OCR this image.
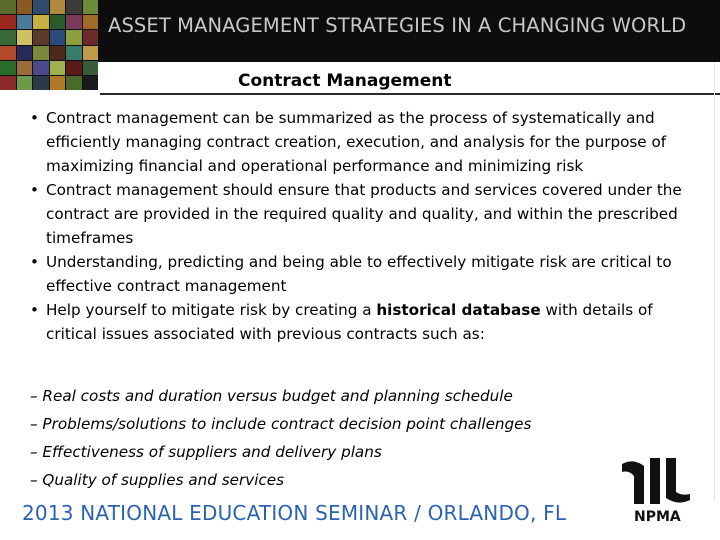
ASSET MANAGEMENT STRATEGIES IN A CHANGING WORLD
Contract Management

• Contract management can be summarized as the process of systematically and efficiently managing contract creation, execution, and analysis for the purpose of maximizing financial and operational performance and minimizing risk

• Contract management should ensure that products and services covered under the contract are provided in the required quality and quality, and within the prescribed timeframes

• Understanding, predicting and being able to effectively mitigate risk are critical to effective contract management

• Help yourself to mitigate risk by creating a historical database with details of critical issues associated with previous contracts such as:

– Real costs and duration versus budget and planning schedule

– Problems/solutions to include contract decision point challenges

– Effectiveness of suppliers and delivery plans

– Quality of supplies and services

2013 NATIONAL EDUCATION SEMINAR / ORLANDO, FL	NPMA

┄┄┄┄┄┄┄┄┄┄

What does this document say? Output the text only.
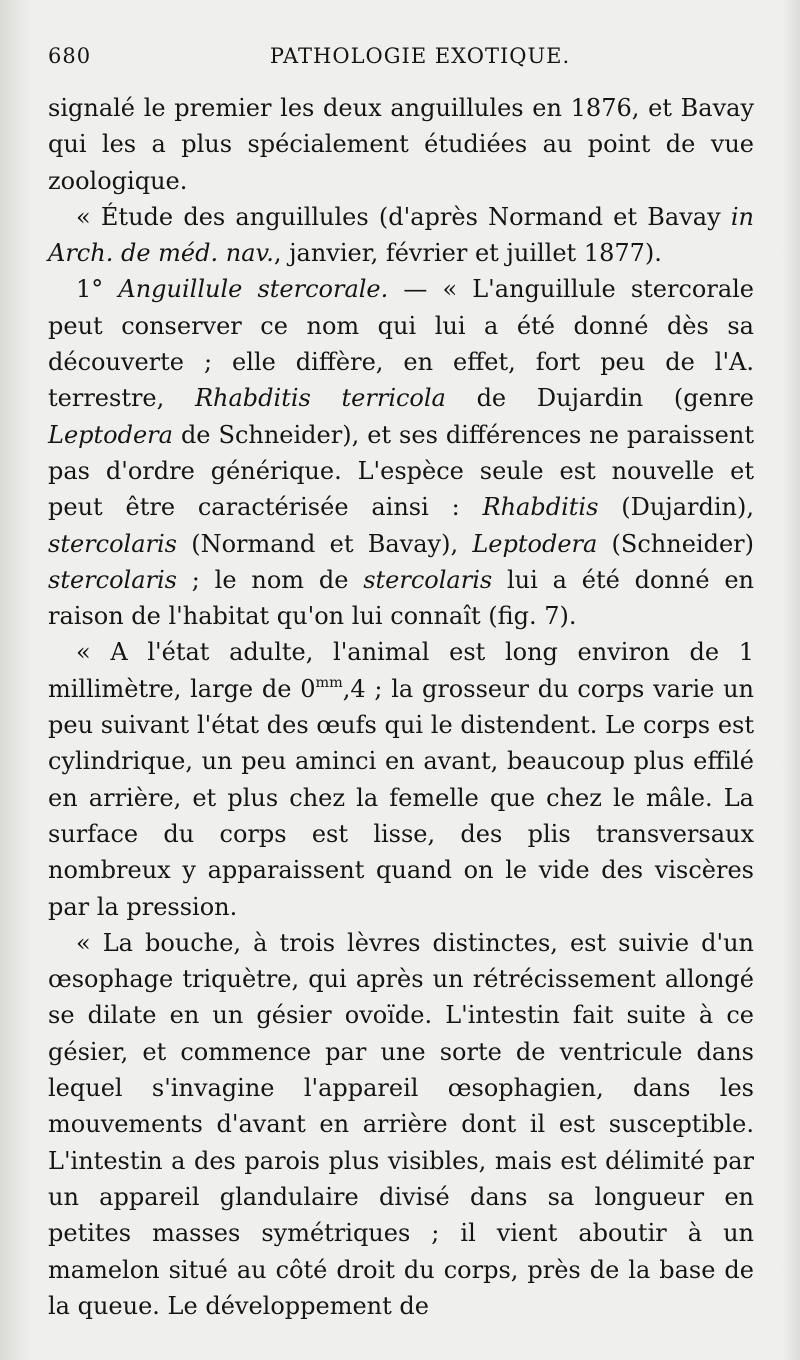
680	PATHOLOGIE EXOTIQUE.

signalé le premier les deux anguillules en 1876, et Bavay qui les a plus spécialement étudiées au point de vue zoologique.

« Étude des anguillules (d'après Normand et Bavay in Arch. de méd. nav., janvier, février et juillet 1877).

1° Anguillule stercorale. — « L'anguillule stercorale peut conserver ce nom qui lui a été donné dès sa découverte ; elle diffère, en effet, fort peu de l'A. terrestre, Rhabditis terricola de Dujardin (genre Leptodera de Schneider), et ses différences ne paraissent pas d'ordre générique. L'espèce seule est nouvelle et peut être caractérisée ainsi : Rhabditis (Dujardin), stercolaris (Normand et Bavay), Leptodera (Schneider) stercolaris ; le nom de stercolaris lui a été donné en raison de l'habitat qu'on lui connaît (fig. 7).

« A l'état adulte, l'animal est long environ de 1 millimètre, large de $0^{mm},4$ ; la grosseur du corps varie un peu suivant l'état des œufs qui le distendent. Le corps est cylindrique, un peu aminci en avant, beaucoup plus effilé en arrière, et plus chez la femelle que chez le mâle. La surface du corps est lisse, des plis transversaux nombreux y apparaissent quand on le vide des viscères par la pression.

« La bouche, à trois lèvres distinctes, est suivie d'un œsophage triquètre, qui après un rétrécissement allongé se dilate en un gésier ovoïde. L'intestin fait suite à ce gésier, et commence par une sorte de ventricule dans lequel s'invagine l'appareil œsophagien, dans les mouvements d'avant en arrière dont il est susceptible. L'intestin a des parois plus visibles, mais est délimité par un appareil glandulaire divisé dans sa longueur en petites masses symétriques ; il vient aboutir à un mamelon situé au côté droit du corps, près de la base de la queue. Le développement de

┄┄┄┄┄┄┄┄┄┄

■ Aim ■
How many lines in the records above contain the word "avant"? Reply with the number alone.

■ Result of the exercise ■
2